- _Task objective_
Below is a listing to transcribe in full and exactly; keep the pictures out.

---------------

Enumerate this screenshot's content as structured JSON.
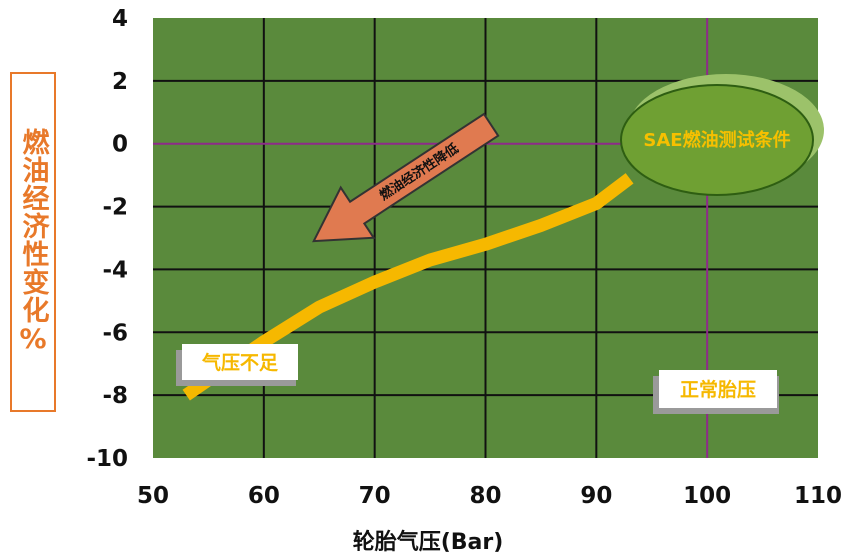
{
  "chart_data": {
    "type": "line",
    "xlabel": "轮胎气压(Bar)",
    "ylabel": "燃油经济性变化%",
    "xlim": [
      50,
      110
    ],
    "ylim": [
      -10,
      4
    ],
    "xticks": [
      50,
      60,
      70,
      80,
      90,
      100,
      110
    ],
    "yticks": [
      4,
      2,
      0,
      -2,
      -4,
      -6,
      -8,
      -10
    ],
    "grid": true,
    "series": [
      {
        "x": [
          53,
          60,
          65,
          70,
          75,
          80,
          85,
          90,
          93
        ],
        "y": [
          -8.0,
          -6.3,
          -5.2,
          -4.4,
          -3.7,
          -3.2,
          -2.6,
          -1.9,
          -1.1
        ],
        "color": "#f6b800"
      }
    ],
    "reference_lines": [
      {
        "axis": "y",
        "value": 0,
        "color": "#8e2a8a"
      },
      {
        "axis": "x",
        "value": 100,
        "color": "#8e2a8a"
      }
    ],
    "annotations": {
      "arrow_label": "燃油经济性降低",
      "ellipse_label": "SAE燃油测试条件",
      "low_pressure_label": "气压不足",
      "normal_pressure_label": "正常胎压"
    },
    "colors": {
      "plot_bg": "#5a8a3c",
      "grid": "#111111",
      "arrow": "#e07a50",
      "ellipse": "#6fa033",
      "ellipse_shadow": "#9cc26a",
      "ellipse_text": "#f6c000",
      "label_text": "#f6b800",
      "axis_label": "#e8792a"
    }
  }
}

---------------

- _Answer_
Enumerate this screenshot's content as structured JSON.
{
  "chart_data": {
    "type": "line",
    "xlabel": "轮胎气压(Bar)",
    "ylabel": "燃油经济性变化%",
    "xlim": [
      50,
      110
    ],
    "ylim": [
      -10,
      4
    ],
    "xticks": [
      50,
      60,
      70,
      80,
      90,
      100,
      110
    ],
    "yticks": [
      4,
      2,
      0,
      -2,
      -4,
      -6,
      -8,
      -10
    ],
    "grid": true,
    "series": [
      {
        "x": [
          53,
          60,
          65,
          70,
          75,
          80,
          85,
          90,
          93
        ],
        "y": [
          -8.0,
          -6.3,
          -5.2,
          -4.4,
          -3.7,
          -3.2,
          -2.6,
          -1.9,
          -1.1
        ],
        "color": "#f6b800"
      }
    ],
    "reference_lines": [
      {
        "axis": "y",
        "value": 0,
        "color": "#8e2a8a"
      },
      {
        "axis": "x",
        "value": 100,
        "color": "#8e2a8a"
      }
    ],
    "annotations": {
      "arrow_label": "燃油经济性降低",
      "ellipse_label": "SAE燃油测试条件",
      "low_pressure_label": "气压不足",
      "normal_pressure_label": "正常胎压"
    },
    "colors": {
      "plot_bg": "#5a8a3c",
      "grid": "#111111",
      "arrow": "#e07a50",
      "ellipse": "#6fa033",
      "ellipse_shadow": "#9cc26a",
      "ellipse_text": "#f6c000",
      "label_text": "#f6b800",
      "axis_label": "#e8792a"
    }
  }
}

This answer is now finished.